__What is asked__:
Print all of the lines exactly. Any picture among them stays out.

--

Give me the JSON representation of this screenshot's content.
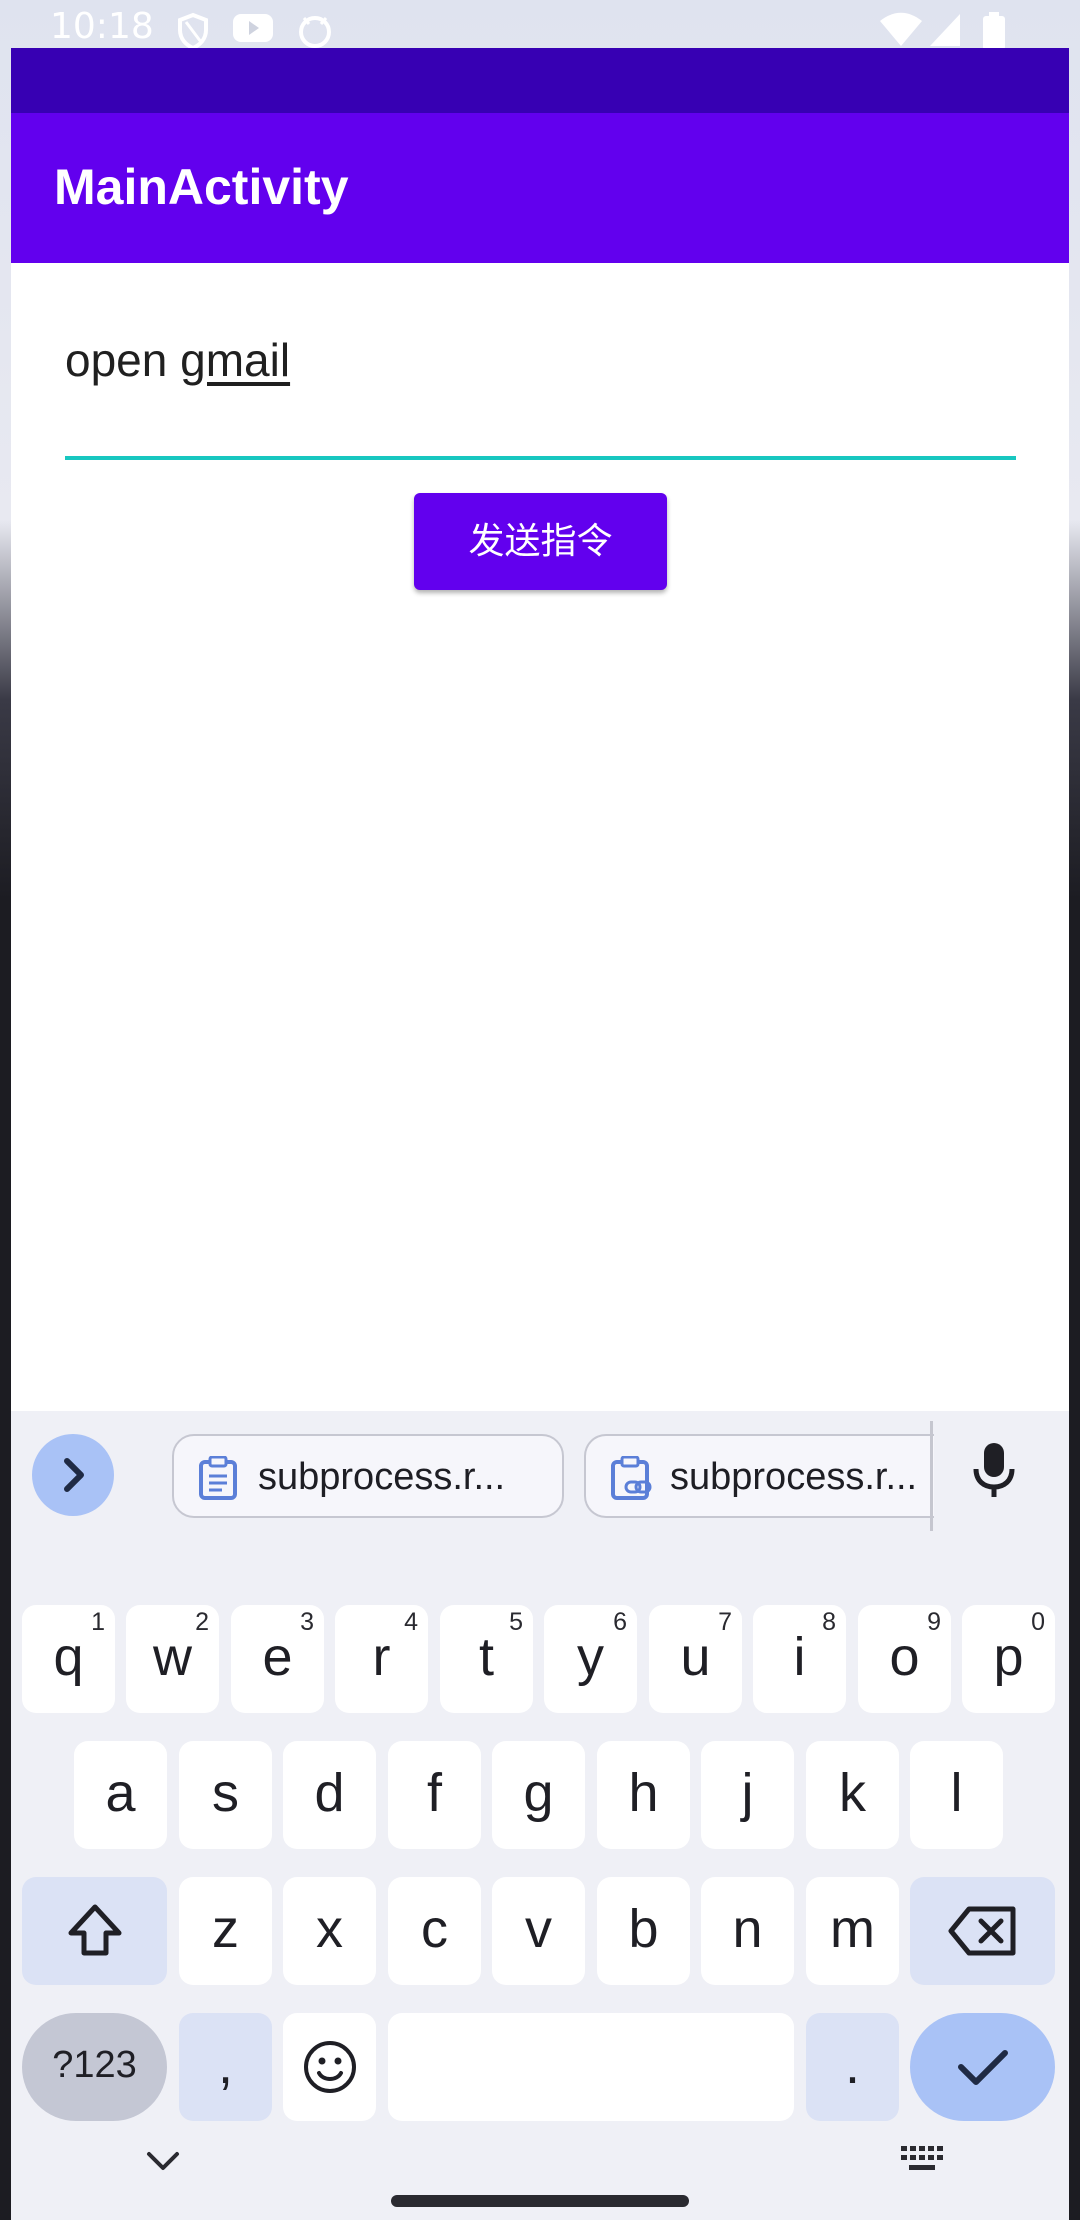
{
  "status_bar": {
    "time": "10:18"
  },
  "app": {
    "title": "MainActivity",
    "command_field": {
      "value_plain": "open ",
      "value_composing": "gmail"
    },
    "send_button": {
      "label": "发送指令"
    }
  },
  "keyboard": {
    "clipboard_chips": [
      {
        "label": "subprocess.r..."
      },
      {
        "label": "subprocess.r..."
      }
    ],
    "row1": [
      {
        "key": "q",
        "hint": "1"
      },
      {
        "key": "w",
        "hint": "2"
      },
      {
        "key": "e",
        "hint": "3"
      },
      {
        "key": "r",
        "hint": "4"
      },
      {
        "key": "t",
        "hint": "5"
      },
      {
        "key": "y",
        "hint": "6"
      },
      {
        "key": "u",
        "hint": "7"
      },
      {
        "key": "i",
        "hint": "8"
      },
      {
        "key": "o",
        "hint": "9"
      },
      {
        "key": "p",
        "hint": "0"
      }
    ],
    "row2": [
      "a",
      "s",
      "d",
      "f",
      "g",
      "h",
      "j",
      "k",
      "l"
    ],
    "row3": [
      "z",
      "x",
      "c",
      "v",
      "b",
      "n",
      "m"
    ],
    "row4": {
      "symbols": "?123",
      "comma": ",",
      "period": "."
    }
  },
  "colors": {
    "primary": "#6200ee",
    "primary_dark": "#3700b3",
    "field_underline": "#18c7c0",
    "keyboard_bg": "#eff0f6",
    "key_mod": "#dbe2f5",
    "key_accent": "#a9c2f6"
  }
}
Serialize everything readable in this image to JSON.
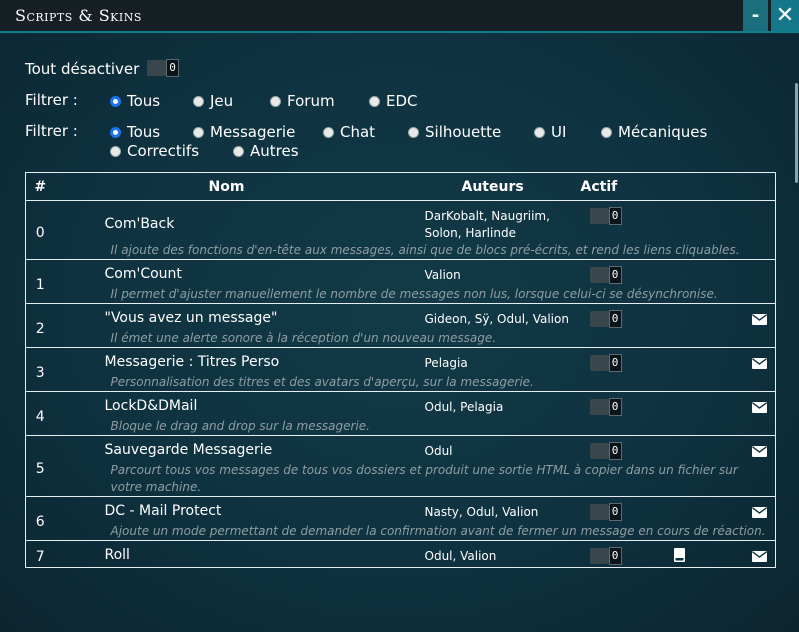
{
  "window": {
    "title": "Scripts & Skins",
    "minimize_label": "-",
    "close_label": "✕"
  },
  "disable_all": {
    "label": "Tout désactiver",
    "toggle_value": "0"
  },
  "filter1": {
    "label": "Filtrer :",
    "options": [
      {
        "label": "Tous",
        "checked": true
      },
      {
        "label": "Jeu",
        "checked": false
      },
      {
        "label": "Forum",
        "checked": false
      },
      {
        "label": "EDC",
        "checked": false
      }
    ]
  },
  "filter2": {
    "label": "Filtrer :",
    "options": [
      {
        "label": "Tous",
        "checked": true
      },
      {
        "label": "Messagerie",
        "checked": false
      },
      {
        "label": "Chat",
        "checked": false
      },
      {
        "label": "Silhouette",
        "checked": false
      },
      {
        "label": "UI",
        "checked": false
      },
      {
        "label": "Mécaniques",
        "checked": false
      },
      {
        "label": "Correctifs",
        "checked": false
      },
      {
        "label": "Autres",
        "checked": false
      }
    ]
  },
  "table": {
    "headers": {
      "num": "#",
      "name": "Nom",
      "authors": "Auteurs",
      "active": "Actif"
    },
    "rows": [
      {
        "num": "0",
        "name": "Com'Back",
        "authors": "DarKobalt, Naugriim, Solon, Harlinde",
        "toggle": "0",
        "mail_icon": false,
        "book_icon": false,
        "description": "Il ajoute des fonctions d'en-tête aux messages, ainsi que de blocs pré-écrits, et rend les liens cliquables."
      },
      {
        "num": "1",
        "name": "Com'Count",
        "authors": "Valion",
        "toggle": "0",
        "mail_icon": false,
        "book_icon": false,
        "description": "Il permet d'ajuster manuellement le nombre de messages non lus, lorsque celui-ci se désynchronise."
      },
      {
        "num": "2",
        "name": "\"Vous avez un message\"",
        "authors": "Gideon, Sÿ, Odul, Valion",
        "toggle": "0",
        "mail_icon": true,
        "book_icon": false,
        "description": "Il émet une alerte sonore à la réception d'un nouveau message."
      },
      {
        "num": "3",
        "name": "Messagerie : Titres Perso",
        "authors": "Pelagia",
        "toggle": "0",
        "mail_icon": true,
        "book_icon": false,
        "description": "Personnalisation des titres et des avatars d'aperçu, sur la messagerie."
      },
      {
        "num": "4",
        "name": "LockD&DMail",
        "authors": "Odul, Pelagia",
        "toggle": "0",
        "mail_icon": true,
        "book_icon": false,
        "description": "Bloque le drag and drop sur la messagerie."
      },
      {
        "num": "5",
        "name": "Sauvegarde Messagerie",
        "authors": "Odul",
        "toggle": "0",
        "mail_icon": true,
        "book_icon": false,
        "description": "Parcourt tous vos messages de tous vos dossiers et produit une sortie HTML à copier dans un fichier sur votre machine."
      },
      {
        "num": "6",
        "name": "DC - Mail Protect",
        "authors": "Nasty, Odul, Valion",
        "toggle": "0",
        "mail_icon": true,
        "book_icon": false,
        "description": "Ajoute un mode permettant de demander la confirmation avant de fermer un message en cours de réaction."
      },
      {
        "num": "7",
        "name": "Roll",
        "authors": "Odul, Valion",
        "toggle": "0",
        "mail_icon": true,
        "book_icon": true,
        "description": ""
      }
    ]
  },
  "icons": {
    "mail": "envelope-icon",
    "book": "book-icon"
  },
  "colors": {
    "accent": "#1b6e7c",
    "background": "#0f3240",
    "titlebar": "#161f24",
    "radio_checked": "#1a73e8",
    "description_text": "#8e9ea3"
  }
}
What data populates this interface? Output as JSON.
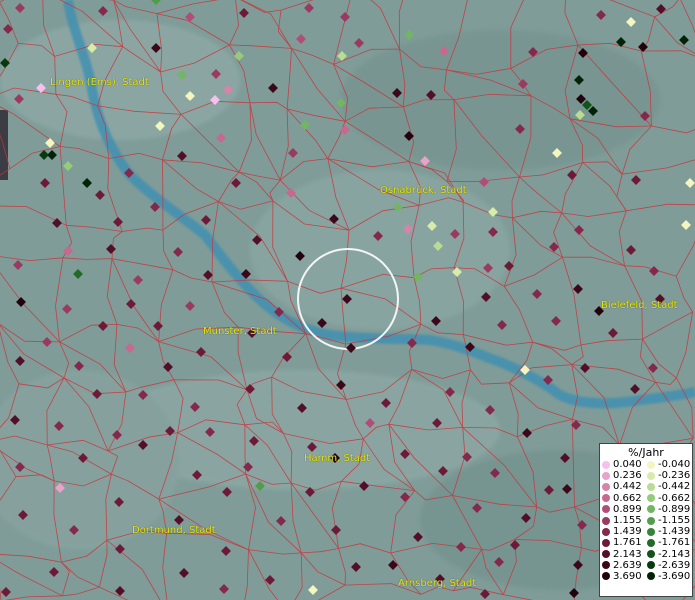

--

__The answer__:
Give me the JSON representation of this screenshot's content.
{
  "status_bar": {
    "time": "10:18"
  },
  "app": {
    "title": "MainActivity",
    "command_field": {
      "value_plain": "open ",
      "value_composing": "gmail"
    },
    "send_button": {
      "label": "发送指令"
    }
  },
  "keyboard": {
    "clipboard_chips": [
      {
        "label": "subprocess.r..."
      },
      {
        "label": "subprocess.r..."
      }
    ],
    "row1": [
      {
        "key": "q",
        "hint": "1"
      },
      {
        "key": "w",
        "hint": "2"
      },
      {
        "key": "e",
        "hint": "3"
      },
      {
        "key": "r",
        "hint": "4"
      },
      {
        "key": "t",
        "hint": "5"
      },
      {
        "key": "y",
        "hint": "6"
      },
      {
        "key": "u",
        "hint": "7"
      },
      {
        "key": "i",
        "hint": "8"
      },
      {
        "key": "o",
        "hint": "9"
      },
      {
        "key": "p",
        "hint": "0"
      }
    ],
    "row2": [
      "a",
      "s",
      "d",
      "f",
      "g",
      "h",
      "j",
      "k",
      "l"
    ],
    "row3": [
      "z",
      "x",
      "c",
      "v",
      "b",
      "n",
      "m"
    ],
    "row4": {
      "symbols": "?123",
      "comma": ",",
      "period": "."
    }
  },
  "colors": {
    "primary": "#6200ee",
    "primary_dark": "#3700b3",
    "field_underline": "#18c7c0",
    "keyboard_bg": "#eff0f6",
    "key_mod": "#dbe2f5",
    "key_accent": "#a9c2f6"
  }
}
Serialize everything readable in this image to JSON.
{
  "window": {
    "title": "Scripts & Skins",
    "minimize_label": "-",
    "close_label": "✕"
  },
  "disable_all": {
    "label": "Tout désactiver",
    "toggle_value": "0"
  },
  "filter1": {
    "label": "Filtrer :",
    "options": [
      {
        "label": "Tous",
        "checked": true
      },
      {
        "label": "Jeu",
        "checked": false
      },
      {
        "label": "Forum",
        "checked": false
      },
      {
        "label": "EDC",
        "checked": false
      }
    ]
  },
  "filter2": {
    "label": "Filtrer :",
    "options": [
      {
        "label": "Tous",
        "checked": true
      },
      {
        "label": "Messagerie",
        "checked": false
      },
      {
        "label": "Chat",
        "checked": false
      },
      {
        "label": "Silhouette",
        "checked": false
      },
      {
        "label": "UI",
        "checked": false
      },
      {
        "label": "Mécaniques",
        "checked": false
      },
      {
        "label": "Correctifs",
        "checked": false
      },
      {
        "label": "Autres",
        "checked": false
      }
    ]
  },
  "table": {
    "headers": {
      "num": "#",
      "name": "Nom",
      "authors": "Auteurs",
      "active": "Actif"
    },
    "rows": [
      {
        "num": "0",
        "name": "Com'Back",
        "authors": "DarKobalt, Naugriim, Solon, Harlinde",
        "toggle": "0",
        "mail_icon": false,
        "book_icon": false,
        "description": "Il ajoute des fonctions d'en-tête aux messages, ainsi que de blocs pré-écrits, et rend les liens cliquables."
      },
      {
        "num": "1",
        "name": "Com'Count",
        "authors": "Valion",
        "toggle": "0",
        "mail_icon": false,
        "book_icon": false,
        "description": "Il permet d'ajuster manuellement le nombre de messages non lus, lorsque celui-ci se désynchronise."
      },
      {
        "num": "2",
        "name": "\"Vous avez un message\"",
        "authors": "Gideon, Sÿ, Odul, Valion",
        "toggle": "0",
        "mail_icon": true,
        "book_icon": false,
        "description": "Il émet une alerte sonore à la réception d'un nouveau message."
      },
      {
        "num": "3",
        "name": "Messagerie : Titres Perso",
        "authors": "Pelagia",
        "toggle": "0",
        "mail_icon": true,
        "book_icon": false,
        "description": "Personnalisation des titres et des avatars d'aperçu, sur la messagerie."
      },
      {
        "num": "4",
        "name": "LockD&DMail",
        "authors": "Odul, Pelagia",
        "toggle": "0",
        "mail_icon": true,
        "book_icon": false,
        "description": "Bloque le drag and drop sur la messagerie."
      },
      {
        "num": "5",
        "name": "Sauvegarde Messagerie",
        "authors": "Odul",
        "toggle": "0",
        "mail_icon": true,
        "book_icon": false,
        "description": "Parcourt tous vos messages de tous vos dossiers et produit une sortie HTML à copier dans un fichier sur votre machine."
      },
      {
        "num": "6",
        "name": "DC - Mail Protect",
        "authors": "Nasty, Odul, Valion",
        "toggle": "0",
        "mail_icon": true,
        "book_icon": false,
        "description": "Ajoute un mode permettant de demander la confirmation avant de fermer un message en cours de réaction."
      },
      {
        "num": "7",
        "name": "Roll",
        "authors": "Odul, Valion",
        "toggle": "0",
        "mail_icon": true,
        "book_icon": true,
        "description": ""
      }
    ]
  },
  "icons": {
    "mail": "envelope-icon",
    "book": "book-icon"
  },
  "colors": {
    "accent": "#1b6e7c",
    "background": "#0f3240",
    "titlebar": "#161f24",
    "radio_checked": "#1a73e8",
    "description_text": "#8e9ea3"
  }
}
What data populates this interface? Output as JSON.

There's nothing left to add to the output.